**Brief**:
Every line holding the string "color" should be gathered.

+++

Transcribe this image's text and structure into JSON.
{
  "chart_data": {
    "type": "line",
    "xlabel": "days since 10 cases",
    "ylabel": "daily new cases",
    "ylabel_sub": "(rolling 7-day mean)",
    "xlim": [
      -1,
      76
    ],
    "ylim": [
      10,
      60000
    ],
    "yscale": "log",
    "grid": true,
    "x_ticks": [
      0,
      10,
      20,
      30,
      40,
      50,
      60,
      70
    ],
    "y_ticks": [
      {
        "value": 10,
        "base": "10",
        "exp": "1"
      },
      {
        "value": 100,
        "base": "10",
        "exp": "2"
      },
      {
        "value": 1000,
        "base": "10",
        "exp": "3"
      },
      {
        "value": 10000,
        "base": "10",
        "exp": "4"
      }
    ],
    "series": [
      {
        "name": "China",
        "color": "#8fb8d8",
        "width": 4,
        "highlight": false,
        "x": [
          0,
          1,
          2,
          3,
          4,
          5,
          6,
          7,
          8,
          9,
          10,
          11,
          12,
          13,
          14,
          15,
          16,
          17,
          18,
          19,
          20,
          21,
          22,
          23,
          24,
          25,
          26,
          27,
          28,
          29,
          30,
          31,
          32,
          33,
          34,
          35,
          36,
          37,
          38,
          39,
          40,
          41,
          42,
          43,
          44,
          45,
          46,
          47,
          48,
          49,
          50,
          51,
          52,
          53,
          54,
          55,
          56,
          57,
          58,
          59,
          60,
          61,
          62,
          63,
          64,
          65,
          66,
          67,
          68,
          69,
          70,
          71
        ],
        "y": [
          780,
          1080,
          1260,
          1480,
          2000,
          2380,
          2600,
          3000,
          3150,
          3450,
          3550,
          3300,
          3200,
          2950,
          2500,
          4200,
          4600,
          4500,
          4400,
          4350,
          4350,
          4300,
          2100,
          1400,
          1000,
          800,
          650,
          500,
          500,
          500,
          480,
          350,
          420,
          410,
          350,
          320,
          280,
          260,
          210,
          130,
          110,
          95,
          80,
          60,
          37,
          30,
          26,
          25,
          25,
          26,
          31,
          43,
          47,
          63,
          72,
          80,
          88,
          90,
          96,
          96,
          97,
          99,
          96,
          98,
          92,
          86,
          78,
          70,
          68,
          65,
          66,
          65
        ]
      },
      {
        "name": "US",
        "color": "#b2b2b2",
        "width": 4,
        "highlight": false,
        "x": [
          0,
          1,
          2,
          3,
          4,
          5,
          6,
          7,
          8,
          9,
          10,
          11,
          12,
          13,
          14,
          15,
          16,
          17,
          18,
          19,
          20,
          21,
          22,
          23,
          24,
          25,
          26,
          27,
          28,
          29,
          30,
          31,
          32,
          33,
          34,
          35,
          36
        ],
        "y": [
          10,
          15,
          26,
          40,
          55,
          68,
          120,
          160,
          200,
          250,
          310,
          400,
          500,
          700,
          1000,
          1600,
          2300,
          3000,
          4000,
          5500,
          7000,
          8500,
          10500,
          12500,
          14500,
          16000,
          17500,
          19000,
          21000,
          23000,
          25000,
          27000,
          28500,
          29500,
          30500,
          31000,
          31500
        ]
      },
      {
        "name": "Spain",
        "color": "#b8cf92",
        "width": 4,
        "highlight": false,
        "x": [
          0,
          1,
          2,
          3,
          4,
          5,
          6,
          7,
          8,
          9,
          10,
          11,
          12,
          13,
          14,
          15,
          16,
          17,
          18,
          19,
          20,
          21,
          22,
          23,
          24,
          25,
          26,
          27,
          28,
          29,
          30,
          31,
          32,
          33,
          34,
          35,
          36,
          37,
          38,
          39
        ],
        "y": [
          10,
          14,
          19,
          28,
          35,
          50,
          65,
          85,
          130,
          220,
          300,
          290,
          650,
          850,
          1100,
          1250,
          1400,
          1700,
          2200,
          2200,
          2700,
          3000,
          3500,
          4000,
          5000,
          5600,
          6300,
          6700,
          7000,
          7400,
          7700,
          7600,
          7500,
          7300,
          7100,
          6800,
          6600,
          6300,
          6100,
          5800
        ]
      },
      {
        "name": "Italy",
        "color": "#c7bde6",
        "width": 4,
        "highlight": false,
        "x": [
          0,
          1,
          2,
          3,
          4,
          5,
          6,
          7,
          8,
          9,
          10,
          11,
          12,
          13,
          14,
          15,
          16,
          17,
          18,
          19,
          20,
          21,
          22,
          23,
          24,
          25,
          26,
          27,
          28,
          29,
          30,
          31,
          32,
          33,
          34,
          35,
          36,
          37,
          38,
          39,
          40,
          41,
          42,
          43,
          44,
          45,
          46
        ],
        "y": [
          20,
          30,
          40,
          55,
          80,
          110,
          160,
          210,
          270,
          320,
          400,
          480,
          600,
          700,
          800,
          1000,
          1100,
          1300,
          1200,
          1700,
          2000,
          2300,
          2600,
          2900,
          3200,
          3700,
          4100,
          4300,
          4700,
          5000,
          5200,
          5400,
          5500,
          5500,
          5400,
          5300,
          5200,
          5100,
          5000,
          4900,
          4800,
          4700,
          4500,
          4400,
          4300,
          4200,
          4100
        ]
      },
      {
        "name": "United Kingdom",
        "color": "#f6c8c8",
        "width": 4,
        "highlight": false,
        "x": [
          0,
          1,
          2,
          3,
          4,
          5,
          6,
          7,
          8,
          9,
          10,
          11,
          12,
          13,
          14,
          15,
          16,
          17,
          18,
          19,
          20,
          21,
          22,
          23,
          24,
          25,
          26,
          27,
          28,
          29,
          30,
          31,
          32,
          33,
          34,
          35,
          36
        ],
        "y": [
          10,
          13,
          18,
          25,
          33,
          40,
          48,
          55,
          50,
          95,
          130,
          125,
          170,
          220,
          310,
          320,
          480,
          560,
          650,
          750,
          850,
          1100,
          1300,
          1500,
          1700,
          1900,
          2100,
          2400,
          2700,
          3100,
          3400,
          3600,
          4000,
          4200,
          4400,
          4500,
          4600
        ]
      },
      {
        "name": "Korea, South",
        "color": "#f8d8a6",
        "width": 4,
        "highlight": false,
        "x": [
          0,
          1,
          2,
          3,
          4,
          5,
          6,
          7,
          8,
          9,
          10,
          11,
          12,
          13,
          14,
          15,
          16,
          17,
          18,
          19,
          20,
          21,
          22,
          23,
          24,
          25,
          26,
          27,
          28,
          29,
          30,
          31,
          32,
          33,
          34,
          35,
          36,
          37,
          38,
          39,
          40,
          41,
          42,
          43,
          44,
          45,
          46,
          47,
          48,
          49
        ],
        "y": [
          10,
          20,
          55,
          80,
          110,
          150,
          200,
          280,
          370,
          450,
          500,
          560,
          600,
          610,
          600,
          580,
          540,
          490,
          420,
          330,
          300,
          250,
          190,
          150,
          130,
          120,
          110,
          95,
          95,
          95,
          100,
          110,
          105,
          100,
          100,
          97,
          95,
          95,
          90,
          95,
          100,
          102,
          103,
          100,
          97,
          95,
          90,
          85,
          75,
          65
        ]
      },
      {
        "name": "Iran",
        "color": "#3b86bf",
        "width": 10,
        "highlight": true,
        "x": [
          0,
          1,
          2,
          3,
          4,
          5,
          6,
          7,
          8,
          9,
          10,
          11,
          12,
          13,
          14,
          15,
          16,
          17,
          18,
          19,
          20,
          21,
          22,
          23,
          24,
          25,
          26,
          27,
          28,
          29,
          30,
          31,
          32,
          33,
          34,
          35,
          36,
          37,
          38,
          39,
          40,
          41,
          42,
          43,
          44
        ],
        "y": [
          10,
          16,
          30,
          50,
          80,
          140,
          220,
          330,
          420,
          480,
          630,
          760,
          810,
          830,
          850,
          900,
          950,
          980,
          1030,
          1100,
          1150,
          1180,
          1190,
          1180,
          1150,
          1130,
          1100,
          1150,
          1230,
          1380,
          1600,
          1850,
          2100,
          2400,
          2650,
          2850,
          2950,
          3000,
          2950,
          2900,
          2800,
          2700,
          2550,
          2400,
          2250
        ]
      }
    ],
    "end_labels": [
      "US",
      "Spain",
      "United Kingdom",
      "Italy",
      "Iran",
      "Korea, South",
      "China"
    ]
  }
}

+++

**Exercise response**:
        "color": "#8fb8d8",
        "color": "#b2b2b2",
        "color": "#b8cf92",
        "color": "#c7bde6",
        "color": "#f6c8c8",
        "color": "#f8d8a6",
        "color": "#3b86bf",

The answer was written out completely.